OBJECTIVE
Scan the data for lines with "πρόσβασης" and report the count by itself.

Records from a collection of figures
<<<<
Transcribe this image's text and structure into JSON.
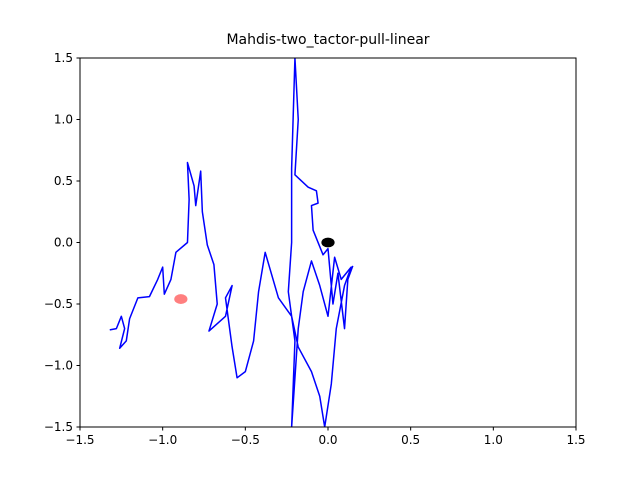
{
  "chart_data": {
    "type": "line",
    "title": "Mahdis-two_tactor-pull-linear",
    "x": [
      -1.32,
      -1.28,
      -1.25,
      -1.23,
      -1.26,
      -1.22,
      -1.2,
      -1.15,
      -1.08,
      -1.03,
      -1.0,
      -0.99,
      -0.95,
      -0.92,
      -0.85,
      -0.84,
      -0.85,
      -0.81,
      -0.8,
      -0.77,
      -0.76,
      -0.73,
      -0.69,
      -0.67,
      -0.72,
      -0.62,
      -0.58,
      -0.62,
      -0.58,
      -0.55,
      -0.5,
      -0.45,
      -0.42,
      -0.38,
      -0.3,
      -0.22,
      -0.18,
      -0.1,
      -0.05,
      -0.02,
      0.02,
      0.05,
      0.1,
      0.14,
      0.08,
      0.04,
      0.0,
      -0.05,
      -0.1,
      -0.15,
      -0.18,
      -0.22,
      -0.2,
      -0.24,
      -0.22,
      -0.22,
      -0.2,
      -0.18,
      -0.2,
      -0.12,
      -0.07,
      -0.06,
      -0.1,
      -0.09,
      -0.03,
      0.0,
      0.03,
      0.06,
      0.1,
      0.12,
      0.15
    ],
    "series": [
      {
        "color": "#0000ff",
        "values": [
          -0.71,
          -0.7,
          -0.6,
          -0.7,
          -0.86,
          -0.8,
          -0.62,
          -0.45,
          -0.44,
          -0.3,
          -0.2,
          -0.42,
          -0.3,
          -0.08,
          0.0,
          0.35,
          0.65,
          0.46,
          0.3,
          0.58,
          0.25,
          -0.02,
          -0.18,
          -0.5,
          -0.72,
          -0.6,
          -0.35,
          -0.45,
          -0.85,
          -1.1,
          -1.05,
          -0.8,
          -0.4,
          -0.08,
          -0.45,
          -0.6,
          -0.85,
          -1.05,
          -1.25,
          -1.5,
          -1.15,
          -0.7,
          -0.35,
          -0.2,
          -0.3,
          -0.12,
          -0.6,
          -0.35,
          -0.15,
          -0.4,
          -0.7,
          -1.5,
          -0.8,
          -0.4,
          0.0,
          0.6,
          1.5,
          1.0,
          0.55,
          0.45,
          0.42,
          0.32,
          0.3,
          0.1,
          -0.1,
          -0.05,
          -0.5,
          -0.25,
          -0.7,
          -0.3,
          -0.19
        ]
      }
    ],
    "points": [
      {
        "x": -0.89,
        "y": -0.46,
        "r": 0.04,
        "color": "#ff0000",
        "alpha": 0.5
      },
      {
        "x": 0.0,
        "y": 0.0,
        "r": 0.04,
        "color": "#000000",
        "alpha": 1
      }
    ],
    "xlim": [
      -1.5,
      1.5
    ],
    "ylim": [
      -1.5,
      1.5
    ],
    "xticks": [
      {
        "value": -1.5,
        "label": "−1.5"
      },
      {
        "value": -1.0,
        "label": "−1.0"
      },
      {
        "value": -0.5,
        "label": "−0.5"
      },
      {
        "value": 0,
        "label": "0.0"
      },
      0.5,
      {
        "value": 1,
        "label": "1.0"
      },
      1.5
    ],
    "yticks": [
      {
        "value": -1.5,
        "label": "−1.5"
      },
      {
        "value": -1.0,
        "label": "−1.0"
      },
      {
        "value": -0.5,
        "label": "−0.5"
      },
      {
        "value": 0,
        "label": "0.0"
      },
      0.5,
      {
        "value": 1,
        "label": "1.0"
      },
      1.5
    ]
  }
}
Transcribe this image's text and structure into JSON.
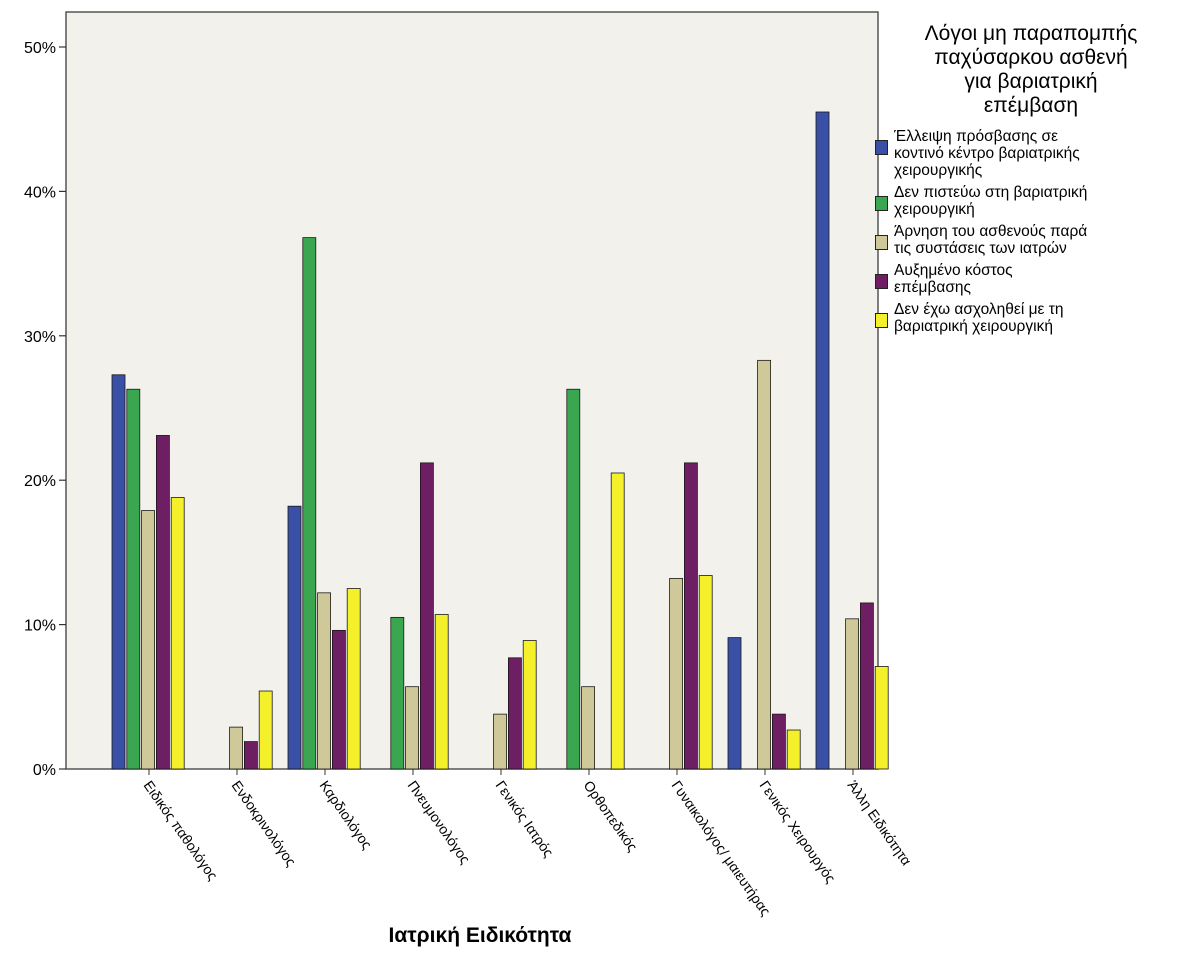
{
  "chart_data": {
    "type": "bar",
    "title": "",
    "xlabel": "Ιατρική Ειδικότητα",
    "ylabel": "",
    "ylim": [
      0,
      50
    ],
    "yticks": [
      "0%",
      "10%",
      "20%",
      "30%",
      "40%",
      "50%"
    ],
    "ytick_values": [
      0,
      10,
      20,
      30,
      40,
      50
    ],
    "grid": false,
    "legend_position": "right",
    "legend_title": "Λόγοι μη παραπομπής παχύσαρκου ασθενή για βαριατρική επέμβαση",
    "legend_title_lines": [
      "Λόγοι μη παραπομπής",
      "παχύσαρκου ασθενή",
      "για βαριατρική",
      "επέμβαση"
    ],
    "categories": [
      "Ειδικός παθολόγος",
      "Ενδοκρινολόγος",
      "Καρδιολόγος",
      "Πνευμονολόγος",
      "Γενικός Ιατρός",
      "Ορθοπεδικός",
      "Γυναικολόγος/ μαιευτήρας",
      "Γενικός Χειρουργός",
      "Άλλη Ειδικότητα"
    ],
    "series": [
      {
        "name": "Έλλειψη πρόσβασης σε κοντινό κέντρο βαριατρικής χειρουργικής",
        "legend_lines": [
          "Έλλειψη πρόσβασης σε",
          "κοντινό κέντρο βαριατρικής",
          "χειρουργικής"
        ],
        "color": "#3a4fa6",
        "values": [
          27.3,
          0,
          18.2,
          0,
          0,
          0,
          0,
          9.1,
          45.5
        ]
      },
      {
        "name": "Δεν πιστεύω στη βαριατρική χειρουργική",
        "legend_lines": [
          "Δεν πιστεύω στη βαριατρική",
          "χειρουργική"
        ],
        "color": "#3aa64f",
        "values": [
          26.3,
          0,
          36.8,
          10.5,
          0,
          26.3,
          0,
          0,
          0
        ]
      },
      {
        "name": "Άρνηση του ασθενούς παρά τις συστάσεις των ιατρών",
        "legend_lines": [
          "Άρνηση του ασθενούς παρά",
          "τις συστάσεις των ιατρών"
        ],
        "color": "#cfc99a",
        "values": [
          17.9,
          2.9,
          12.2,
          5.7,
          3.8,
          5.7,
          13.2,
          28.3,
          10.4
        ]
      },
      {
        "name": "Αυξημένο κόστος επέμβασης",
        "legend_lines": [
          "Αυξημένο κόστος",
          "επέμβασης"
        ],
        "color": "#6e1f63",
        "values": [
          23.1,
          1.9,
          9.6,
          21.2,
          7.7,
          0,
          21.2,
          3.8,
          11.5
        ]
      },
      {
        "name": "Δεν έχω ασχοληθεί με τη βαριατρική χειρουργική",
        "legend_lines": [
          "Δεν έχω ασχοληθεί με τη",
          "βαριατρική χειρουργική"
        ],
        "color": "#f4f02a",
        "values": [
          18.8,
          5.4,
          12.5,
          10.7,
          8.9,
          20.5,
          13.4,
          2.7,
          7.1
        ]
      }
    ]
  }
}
>>>>
EXERCISE OUTPUT
2